| Directions for this task |
Write out every record below exactly as it appears.

| Material provided |
-- START --

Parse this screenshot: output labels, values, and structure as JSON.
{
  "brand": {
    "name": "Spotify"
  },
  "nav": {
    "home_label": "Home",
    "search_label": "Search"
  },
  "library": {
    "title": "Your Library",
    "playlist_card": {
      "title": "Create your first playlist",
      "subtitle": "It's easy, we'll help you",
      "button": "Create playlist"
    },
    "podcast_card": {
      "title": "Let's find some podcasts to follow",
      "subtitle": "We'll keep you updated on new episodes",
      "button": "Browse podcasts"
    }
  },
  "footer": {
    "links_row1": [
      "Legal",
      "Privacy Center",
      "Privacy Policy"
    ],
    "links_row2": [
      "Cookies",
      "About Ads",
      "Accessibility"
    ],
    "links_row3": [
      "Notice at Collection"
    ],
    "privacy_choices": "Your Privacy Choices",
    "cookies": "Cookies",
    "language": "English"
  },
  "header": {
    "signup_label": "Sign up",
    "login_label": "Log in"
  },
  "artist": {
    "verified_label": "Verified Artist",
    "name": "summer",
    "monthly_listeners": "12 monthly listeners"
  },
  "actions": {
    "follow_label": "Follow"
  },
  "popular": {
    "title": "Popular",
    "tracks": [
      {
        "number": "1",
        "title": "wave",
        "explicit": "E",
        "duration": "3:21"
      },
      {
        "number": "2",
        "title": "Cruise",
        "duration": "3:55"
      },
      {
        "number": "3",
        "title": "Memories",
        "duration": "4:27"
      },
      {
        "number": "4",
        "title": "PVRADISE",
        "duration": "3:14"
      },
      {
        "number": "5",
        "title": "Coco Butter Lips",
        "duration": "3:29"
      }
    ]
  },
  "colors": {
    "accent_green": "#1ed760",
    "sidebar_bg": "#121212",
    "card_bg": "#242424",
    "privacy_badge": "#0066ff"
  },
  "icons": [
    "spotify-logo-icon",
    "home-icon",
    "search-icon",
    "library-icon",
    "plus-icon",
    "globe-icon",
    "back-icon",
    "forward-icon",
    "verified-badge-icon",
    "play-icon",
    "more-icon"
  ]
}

-- END --

| Response below |
Parse this screenshot: output labels, values, and structure as JSON.
{
  "brand": {
    "name": "Spotify"
  },
  "nav": {
    "home_label": "Home",
    "search_label": "Search"
  },
  "library": {
    "title": "Your Library",
    "playlist_card": {
      "title": "Create your first playlist",
      "subtitle": "It's easy, we'll help you",
      "button": "Create playlist"
    },
    "podcast_card": {
      "title": "Let's find some podcasts to follow",
      "subtitle": "We'll keep you updated on new episodes",
      "button": "Browse podcasts"
    }
  },
  "footer": {
    "links_row1": [
      "Legal",
      "Privacy Center",
      "Privacy Policy"
    ],
    "links_row2": [
      "Cookies",
      "About Ads",
      "Accessibility"
    ],
    "links_row3": [
      "Notice at Collection"
    ],
    "privacy_choices": "Your Privacy Choices",
    "cookies": "Cookies",
    "language": "English"
  },
  "header": {
    "signup_label": "Sign up",
    "login_label": "Log in"
  },
  "artist": {
    "verified_label": "Verified Artist",
    "name": "summer",
    "monthly_listeners": "12 monthly listeners"
  },
  "actions": {
    "follow_label": "Follow"
  },
  "popular": {
    "title": "Popular",
    "tracks": [
      {
        "number": "1",
        "title": "wave",
        "explicit": "E",
        "duration": "3:21"
      },
      {
        "number": "2",
        "title": "Cruise",
        "duration": "3:55"
      },
      {
        "number": "3",
        "title": "Memories",
        "duration": "4:27"
      },
      {
        "number": "4",
        "title": "PVRADISE",
        "duration": "3:14"
      },
      {
        "number": "5",
        "title": "Coco Butter Lips",
        "duration": "3:29"
      }
    ]
  },
  "colors": {
    "accent_green": "#1ed760",
    "sidebar_bg": "#121212",
    "card_bg": "#242424",
    "privacy_badge": "#0066ff"
  },
  "icons": [
    "spotify-logo-icon",
    "home-icon",
    "search-icon",
    "library-icon",
    "plus-icon",
    "globe-icon",
    "back-icon",
    "forward-icon",
    "verified-badge-icon",
    "play-icon",
    "more-icon"
  ]
}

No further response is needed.